To do:
Omit the images. Copy each entry word for word.

Task input:

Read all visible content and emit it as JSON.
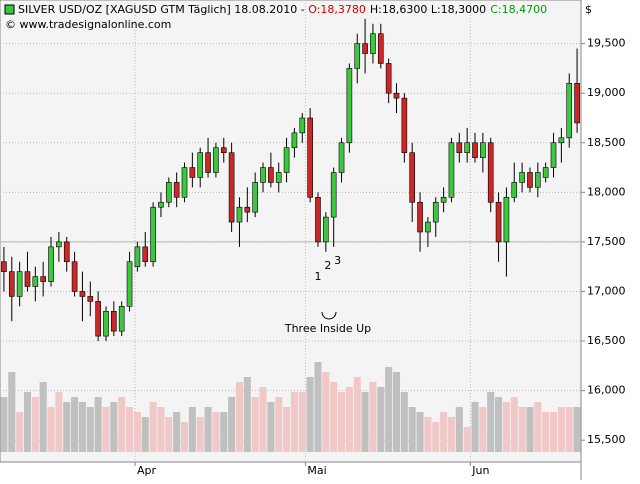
{
  "chart_data": {
    "type": "candlestick",
    "title": "SILVER USD/OZ [XAGUSD GTM  Täglich] 18.08.2010 - ",
    "open_label": "O:18,3780",
    "high_low_label": "H:18,6300 L:18,3000",
    "close_label": "C:18,4700",
    "copyright": "© www.tradesignalonline.com",
    "unit": "$",
    "annotation": "Three Inside Up",
    "pattern_labels": [
      {
        "text": "1",
        "index": 40
      },
      {
        "text": "2",
        "index": 41
      },
      {
        "text": "3",
        "index": 42
      }
    ],
    "up_color": "#3cc83c",
    "down_color": "#c82828",
    "volume_up_color": "#f0c8c8",
    "volume_down_color": "#c0c0c0",
    "open": [
      17.3,
      17.2,
      16.95,
      17.2,
      17.05,
      17.15,
      17.1,
      17.45,
      17.5,
      17.3,
      17.0,
      16.95,
      16.9,
      16.55,
      16.8,
      16.6,
      16.85,
      17.25,
      17.45,
      17.3,
      17.85,
      17.9,
      18.1,
      17.95,
      18.25,
      18.15,
      18.4,
      18.2,
      18.45,
      18.4,
      17.7,
      17.85,
      17.8,
      18.1,
      18.25,
      18.1,
      18.2,
      18.45,
      18.6,
      18.75,
      17.95,
      17.5,
      17.75,
      18.2,
      18.5,
      19.25,
      19.5,
      19.4,
      19.6,
      19.3,
      19.0,
      18.95,
      18.4,
      17.9,
      17.6,
      17.7,
      17.9,
      17.95,
      18.5,
      18.4,
      18.5,
      18.35,
      18.5,
      17.9,
      17.5,
      17.95,
      18.1,
      18.2,
      18.05,
      18.15,
      18.25,
      18.5,
      18.55,
      19.1
    ],
    "high": [
      17.45,
      17.35,
      17.3,
      17.4,
      17.25,
      17.3,
      17.55,
      17.6,
      17.55,
      17.4,
      17.2,
      17.1,
      17.0,
      16.85,
      16.9,
      16.9,
      17.4,
      17.5,
      17.6,
      17.9,
      18.0,
      18.15,
      18.2,
      18.3,
      18.4,
      18.45,
      18.55,
      18.5,
      18.55,
      18.5,
      17.95,
      18.05,
      18.2,
      18.3,
      18.4,
      18.3,
      18.55,
      18.65,
      18.8,
      18.85,
      18.0,
      17.8,
      18.25,
      18.55,
      19.3,
      19.6,
      19.75,
      19.7,
      19.7,
      19.35,
      19.1,
      19.0,
      18.5,
      18.0,
      17.75,
      17.95,
      18.05,
      18.55,
      18.6,
      18.65,
      18.6,
      18.6,
      18.55,
      18.0,
      18.05,
      18.3,
      18.3,
      18.25,
      18.3,
      18.3,
      18.6,
      18.65,
      19.2,
      19.45
    ],
    "low": [
      17.0,
      16.7,
      16.85,
      17.0,
      16.9,
      16.95,
      17.05,
      17.3,
      17.2,
      16.95,
      16.7,
      16.75,
      16.5,
      16.5,
      16.55,
      16.55,
      16.8,
      17.2,
      17.25,
      17.25,
      17.75,
      17.85,
      17.85,
      17.9,
      18.05,
      18.05,
      18.15,
      18.15,
      18.3,
      17.6,
      17.45,
      17.7,
      17.75,
      18.0,
      18.05,
      18.0,
      18.1,
      18.35,
      18.5,
      17.9,
      17.45,
      17.4,
      17.45,
      18.1,
      18.4,
      19.1,
      19.2,
      19.3,
      19.25,
      18.9,
      18.8,
      18.3,
      17.7,
      17.4,
      17.45,
      17.55,
      17.8,
      17.9,
      18.3,
      18.3,
      18.3,
      18.2,
      17.8,
      17.3,
      17.15,
      17.9,
      18.0,
      18.0,
      17.95,
      18.1,
      18.15,
      18.3,
      18.45,
      18.6
    ],
    "close": [
      17.2,
      16.95,
      17.2,
      17.05,
      17.15,
      17.1,
      17.45,
      17.5,
      17.3,
      17.0,
      16.95,
      16.9,
      16.55,
      16.8,
      16.6,
      16.85,
      17.3,
      17.45,
      17.3,
      17.85,
      17.9,
      18.1,
      17.95,
      18.25,
      18.15,
      18.4,
      18.2,
      18.45,
      18.4,
      17.7,
      17.85,
      17.8,
      18.1,
      18.25,
      18.1,
      18.2,
      18.45,
      18.6,
      18.75,
      17.95,
      17.5,
      17.75,
      18.2,
      18.5,
      19.25,
      19.5,
      19.4,
      19.6,
      19.3,
      19.0,
      18.95,
      18.4,
      17.9,
      17.6,
      17.7,
      17.9,
      17.95,
      18.5,
      18.4,
      18.5,
      18.35,
      18.5,
      17.9,
      17.5,
      17.95,
      18.1,
      18.2,
      18.05,
      18.2,
      18.25,
      18.5,
      18.55,
      19.1,
      18.7
    ],
    "volume": [
      55,
      80,
      40,
      60,
      55,
      70,
      45,
      60,
      50,
      55,
      50,
      45,
      55,
      45,
      50,
      55,
      45,
      40,
      35,
      50,
      45,
      35,
      40,
      30,
      45,
      35,
      45,
      40,
      40,
      55,
      70,
      75,
      55,
      65,
      50,
      55,
      45,
      60,
      60,
      75,
      90,
      80,
      70,
      60,
      65,
      75,
      60,
      70,
      65,
      85,
      80,
      60,
      45,
      40,
      35,
      30,
      40,
      35,
      45,
      25,
      50,
      45,
      60,
      55,
      50,
      55,
      45,
      45,
      50,
      40,
      40,
      45,
      45,
      45
    ],
    "vlim": [
      0,
      100
    ],
    "xlim": [
      -0.5,
      73.5
    ],
    "xticks": [
      {
        "value": 16.7,
        "label": "Apr"
      },
      {
        "value": 38.4,
        "label": "Mai"
      },
      {
        "value": 59.4,
        "label": "Jun"
      }
    ],
    "ylim": [
      15.28,
      19.94
    ],
    "yticks": [
      {
        "value": 15.5,
        "label": "15,500"
      },
      {
        "value": 16,
        "label": "16,000"
      },
      {
        "value": 16.5,
        "label": "16,500"
      },
      {
        "value": 17,
        "label": "17,000"
      },
      {
        "value": 17.5,
        "label": "17,500"
      },
      {
        "value": 18,
        "label": "18,000"
      },
      {
        "value": 18.5,
        "label": "18,500"
      },
      {
        "value": 19,
        "label": "19,000"
      },
      {
        "value": 19.5,
        "label": "19,500"
      }
    ],
    "hline": 17.5,
    "grid": true
  }
}
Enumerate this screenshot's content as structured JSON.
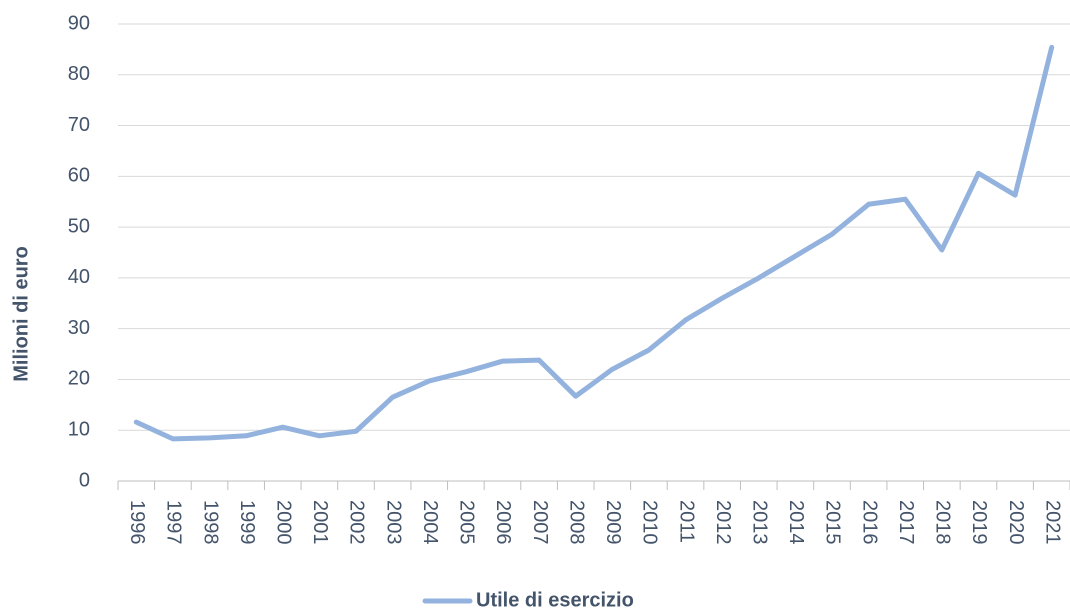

Reply:
Read all visible content and emit it as JSON.
{
  "chart_data": {
    "type": "candlestick",
    "title": "SILVER USD/OZ [XAGUSD GTM  Täglich] 18.08.2010 - ",
    "open_label": "O:18,3780",
    "high_low_label": "H:18,6300 L:18,3000",
    "close_label": "C:18,4700",
    "copyright": "© www.tradesignalonline.com",
    "unit": "$",
    "annotation": "Three Inside Up",
    "pattern_labels": [
      {
        "text": "1",
        "index": 40
      },
      {
        "text": "2",
        "index": 41
      },
      {
        "text": "3",
        "index": 42
      }
    ],
    "up_color": "#3cc83c",
    "down_color": "#c82828",
    "volume_up_color": "#f0c8c8",
    "volume_down_color": "#c0c0c0",
    "open": [
      17.3,
      17.2,
      16.95,
      17.2,
      17.05,
      17.15,
      17.1,
      17.45,
      17.5,
      17.3,
      17.0,
      16.95,
      16.9,
      16.55,
      16.8,
      16.6,
      16.85,
      17.25,
      17.45,
      17.3,
      17.85,
      17.9,
      18.1,
      17.95,
      18.25,
      18.15,
      18.4,
      18.2,
      18.45,
      18.4,
      17.7,
      17.85,
      17.8,
      18.1,
      18.25,
      18.1,
      18.2,
      18.45,
      18.6,
      18.75,
      17.95,
      17.5,
      17.75,
      18.2,
      18.5,
      19.25,
      19.5,
      19.4,
      19.6,
      19.3,
      19.0,
      18.95,
      18.4,
      17.9,
      17.6,
      17.7,
      17.9,
      17.95,
      18.5,
      18.4,
      18.5,
      18.35,
      18.5,
      17.9,
      17.5,
      17.95,
      18.1,
      18.2,
      18.05,
      18.15,
      18.25,
      18.5,
      18.55,
      19.1
    ],
    "high": [
      17.45,
      17.35,
      17.3,
      17.4,
      17.25,
      17.3,
      17.55,
      17.6,
      17.55,
      17.4,
      17.2,
      17.1,
      17.0,
      16.85,
      16.9,
      16.9,
      17.4,
      17.5,
      17.6,
      17.9,
      18.0,
      18.15,
      18.2,
      18.3,
      18.4,
      18.45,
      18.55,
      18.5,
      18.55,
      18.5,
      17.95,
      18.05,
      18.2,
      18.3,
      18.4,
      18.3,
      18.55,
      18.65,
      18.8,
      18.85,
      18.0,
      17.8,
      18.25,
      18.55,
      19.3,
      19.6,
      19.75,
      19.7,
      19.7,
      19.35,
      19.1,
      19.0,
      18.5,
      18.0,
      17.75,
      17.95,
      18.05,
      18.55,
      18.6,
      18.65,
      18.6,
      18.6,
      18.55,
      18.0,
      18.05,
      18.3,
      18.3,
      18.25,
      18.3,
      18.3,
      18.6,
      18.65,
      19.2,
      19.45
    ],
    "low": [
      17.0,
      16.7,
      16.85,
      17.0,
      16.9,
      16.95,
      17.05,
      17.3,
      17.2,
      16.95,
      16.7,
      16.75,
      16.5,
      16.5,
      16.55,
      16.55,
      16.8,
      17.2,
      17.25,
      17.25,
      17.75,
      17.85,
      17.85,
      17.9,
      18.05,
      18.05,
      18.15,
      18.15,
      18.3,
      17.6,
      17.45,
      17.7,
      17.75,
      18.0,
      18.05,
      18.0,
      18.1,
      18.35,
      18.5,
      17.9,
      17.45,
      17.4,
      17.45,
      18.1,
      18.4,
      19.1,
      19.2,
      19.3,
      19.25,
      18.9,
      18.8,
      18.3,
      17.7,
      17.4,
      17.45,
      17.55,
      17.8,
      17.9,
      18.3,
      18.3,
      18.3,
      18.2,
      17.8,
      17.3,
      17.15,
      17.9,
      18.0,
      18.0,
      17.95,
      18.1,
      18.15,
      18.3,
      18.45,
      18.6
    ],
    "close": [
      17.2,
      16.95,
      17.2,
      17.05,
      17.15,
      17.1,
      17.45,
      17.5,
      17.3,
      17.0,
      16.95,
      16.9,
      16.55,
      16.8,
      16.6,
      16.85,
      17.3,
      17.45,
      17.3,
      17.85,
      17.9,
      18.1,
      17.95,
      18.25,
      18.15,
      18.4,
      18.2,
      18.45,
      18.4,
      17.7,
      17.85,
      17.8,
      18.1,
      18.25,
      18.1,
      18.2,
      18.45,
      18.6,
      18.75,
      17.95,
      17.5,
      17.75,
      18.2,
      18.5,
      19.25,
      19.5,
      19.4,
      19.6,
      19.3,
      19.0,
      18.95,
      18.4,
      17.9,
      17.6,
      17.7,
      17.9,
      17.95,
      18.5,
      18.4,
      18.5,
      18.35,
      18.5,
      17.9,
      17.5,
      17.95,
      18.1,
      18.2,
      18.05,
      18.2,
      18.25,
      18.5,
      18.55,
      19.1,
      18.7
    ],
    "volume": [
      55,
      80,
      40,
      60,
      55,
      70,
      45,
      60,
      50,
      55,
      50,
      45,
      55,
      45,
      50,
      55,
      45,
      40,
      35,
      50,
      45,
      35,
      40,
      30,
      45,
      35,
      45,
      40,
      40,
      55,
      70,
      75,
      55,
      65,
      50,
      55,
      45,
      60,
      60,
      75,
      90,
      80,
      70,
      60,
      65,
      75,
      60,
      70,
      65,
      85,
      80,
      60,
      45,
      40,
      35,
      30,
      40,
      35,
      45,
      25,
      50,
      45,
      60,
      55,
      50,
      55,
      45,
      45,
      50,
      40,
      40,
      45,
      45,
      45
    ],
    "vlim": [
      0,
      100
    ],
    "xlim": [
      -0.5,
      73.5
    ],
    "xticks": [
      {
        "value": 16.7,
        "label": "Apr"
      },
      {
        "value": 38.4,
        "label": "Mai"
      },
      {
        "value": 59.4,
        "label": "Jun"
      }
    ],
    "ylim": [
      15.28,
      19.94
    ],
    "yticks": [
      {
        "value": 15.5,
        "label": "15,500"
      },
      {
        "value": 16,
        "label": "16,000"
      },
      {
        "value": 16.5,
        "label": "16,500"
      },
      {
        "value": 17,
        "label": "17,000"
      },
      {
        "value": 17.5,
        "label": "17,500"
      },
      {
        "value": 18,
        "label": "18,000"
      },
      {
        "value": 18.5,
        "label": "18,500"
      },
      {
        "value": 19,
        "label": "19,000"
      },
      {
        "value": 19.5,
        "label": "19,500"
      }
    ],
    "hline": 17.5,
    "grid": true
  }
}
Enumerate this screenshot's content as structured JSON.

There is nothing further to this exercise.